>> Start ITEMS

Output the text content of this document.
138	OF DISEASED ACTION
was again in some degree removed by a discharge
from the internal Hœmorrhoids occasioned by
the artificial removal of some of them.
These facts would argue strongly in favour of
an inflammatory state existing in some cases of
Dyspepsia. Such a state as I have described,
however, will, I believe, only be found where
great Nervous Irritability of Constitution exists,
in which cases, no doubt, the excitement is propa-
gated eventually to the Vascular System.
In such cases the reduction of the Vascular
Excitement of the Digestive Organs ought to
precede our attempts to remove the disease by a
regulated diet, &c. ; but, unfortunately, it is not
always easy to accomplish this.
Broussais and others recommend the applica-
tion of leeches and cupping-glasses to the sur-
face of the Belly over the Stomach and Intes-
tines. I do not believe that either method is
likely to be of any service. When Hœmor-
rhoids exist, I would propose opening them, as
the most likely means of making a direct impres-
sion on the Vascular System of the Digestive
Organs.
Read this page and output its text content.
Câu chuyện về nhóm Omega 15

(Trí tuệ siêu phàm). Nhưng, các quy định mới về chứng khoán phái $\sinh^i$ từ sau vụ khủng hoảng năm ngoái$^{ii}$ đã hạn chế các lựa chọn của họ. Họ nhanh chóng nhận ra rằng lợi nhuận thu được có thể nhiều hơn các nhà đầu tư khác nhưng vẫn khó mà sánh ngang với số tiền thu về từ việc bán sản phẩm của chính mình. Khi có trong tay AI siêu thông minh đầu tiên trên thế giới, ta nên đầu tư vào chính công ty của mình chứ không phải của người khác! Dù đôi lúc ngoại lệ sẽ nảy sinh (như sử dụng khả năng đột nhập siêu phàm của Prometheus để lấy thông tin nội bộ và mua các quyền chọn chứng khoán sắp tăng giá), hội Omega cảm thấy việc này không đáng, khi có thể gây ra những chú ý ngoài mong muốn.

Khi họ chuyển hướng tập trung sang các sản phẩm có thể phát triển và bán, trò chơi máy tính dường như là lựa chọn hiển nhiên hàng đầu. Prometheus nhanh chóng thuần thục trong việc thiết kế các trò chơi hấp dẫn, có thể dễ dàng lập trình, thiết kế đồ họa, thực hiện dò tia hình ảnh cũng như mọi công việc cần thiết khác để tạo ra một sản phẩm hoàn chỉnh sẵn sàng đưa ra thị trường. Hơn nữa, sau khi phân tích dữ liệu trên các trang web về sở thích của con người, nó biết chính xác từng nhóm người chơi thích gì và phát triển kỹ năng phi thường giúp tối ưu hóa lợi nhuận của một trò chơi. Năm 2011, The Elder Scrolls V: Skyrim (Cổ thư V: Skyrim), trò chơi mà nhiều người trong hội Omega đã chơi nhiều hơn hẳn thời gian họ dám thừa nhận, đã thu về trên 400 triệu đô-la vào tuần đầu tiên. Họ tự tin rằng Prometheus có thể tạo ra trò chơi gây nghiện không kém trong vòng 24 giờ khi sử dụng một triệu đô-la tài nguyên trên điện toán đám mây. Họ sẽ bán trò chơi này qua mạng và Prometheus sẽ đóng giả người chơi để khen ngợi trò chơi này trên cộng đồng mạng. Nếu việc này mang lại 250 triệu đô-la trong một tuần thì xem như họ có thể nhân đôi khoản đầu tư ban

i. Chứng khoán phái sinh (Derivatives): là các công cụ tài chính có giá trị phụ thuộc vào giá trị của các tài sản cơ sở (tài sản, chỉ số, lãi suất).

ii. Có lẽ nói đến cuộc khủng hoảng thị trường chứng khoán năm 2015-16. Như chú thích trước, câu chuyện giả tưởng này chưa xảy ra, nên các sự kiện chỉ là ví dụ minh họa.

>> End ITEMS

▶ **GIVEN INSTRUCTION**
Every entry should be printed again exactly as written.

▶ **THE ANSWER**
Output the text content of this document.
138	OF DISEASED ACTION
was again in some degree removed by a discharge
from the internal Hœmorrhoids occasioned by
the artificial removal of some of them.
These facts would argue strongly in favour of
an inflammatory state existing in some cases of
Dyspepsia. Such a state as I have described,
however, will, I believe, only be found where
great Nervous Irritability of Constitution exists,
in which cases, no doubt, the excitement is propa-
gated eventually to the Vascular System.
In such cases the reduction of the Vascular
Excitement of the Digestive Organs ought to
precede our attempts to remove the disease by a
regulated diet, &c. ; but, unfortunately, it is not
always easy to accomplish this.
Broussais and others recommend the applica-
tion of leeches and cupping-glasses to the sur-
face of the Belly over the Stomach and Intes-
tines. I do not believe that either method is
likely to be of any service. When Hœmor-
rhoids exist, I would propose opening them, as
the most likely means of making a direct impres-
sion on the Vascular System of the Digestive
Organs.
Read this page and output its text content.
Câu chuyện về nhóm Omega 15

(Trí tuệ siêu phàm). Nhưng, các quy định mới về chứng khoán phái $\sinh^i$ từ sau vụ khủng hoảng năm ngoái$^{ii}$ đã hạn chế các lựa chọn của họ. Họ nhanh chóng nhận ra rằng lợi nhuận thu được có thể nhiều hơn các nhà đầu tư khác nhưng vẫn khó mà sánh ngang với số tiền thu về từ việc bán sản phẩm của chính mình. Khi có trong tay AI siêu thông minh đầu tiên trên thế giới, ta nên đầu tư vào chính công ty của mình chứ không phải của người khác! Dù đôi lúc ngoại lệ sẽ nảy sinh (như sử dụng khả năng đột nhập siêu phàm của Prometheus để lấy thông tin nội bộ và mua các quyền chọn chứng khoán sắp tăng giá), hội Omega cảm thấy việc này không đáng, khi có thể gây ra những chú ý ngoài mong muốn.

Khi họ chuyển hướng tập trung sang các sản phẩm có thể phát triển và bán, trò chơi máy tính dường như là lựa chọn hiển nhiên hàng đầu. Prometheus nhanh chóng thuần thục trong việc thiết kế các trò chơi hấp dẫn, có thể dễ dàng lập trình, thiết kế đồ họa, thực hiện dò tia hình ảnh cũng như mọi công việc cần thiết khác để tạo ra một sản phẩm hoàn chỉnh sẵn sàng đưa ra thị trường. Hơn nữa, sau khi phân tích dữ liệu trên các trang web về sở thích của con người, nó biết chính xác từng nhóm người chơi thích gì và phát triển kỹ năng phi thường giúp tối ưu hóa lợi nhuận của một trò chơi. Năm 2011, The Elder Scrolls V: Skyrim (Cổ thư V: Skyrim), trò chơi mà nhiều người trong hội Omega đã chơi nhiều hơn hẳn thời gian họ dám thừa nhận, đã thu về trên 400 triệu đô-la vào tuần đầu tiên. Họ tự tin rằng Prometheus có thể tạo ra trò chơi gây nghiện không kém trong vòng 24 giờ khi sử dụng một triệu đô-la tài nguyên trên điện toán đám mây. Họ sẽ bán trò chơi này qua mạng và Prometheus sẽ đóng giả người chơi để khen ngợi trò chơi này trên cộng đồng mạng. Nếu việc này mang lại 250 triệu đô-la trong một tuần thì xem như họ có thể nhân đôi khoản đầu tư ban

i. Chứng khoán phái sinh (Derivatives): là các công cụ tài chính có giá trị phụ thuộc vào giá trị của các tài sản cơ sở (tài sản, chỉ số, lãi suất).

ii. Có lẽ nói đến cuộc khủng hoảng thị trường chứng khoán năm 2015-16. Như chú thích trước, câu chuyện giả tưởng này chưa xảy ra, nên các sự kiện chỉ là ví dụ minh họa.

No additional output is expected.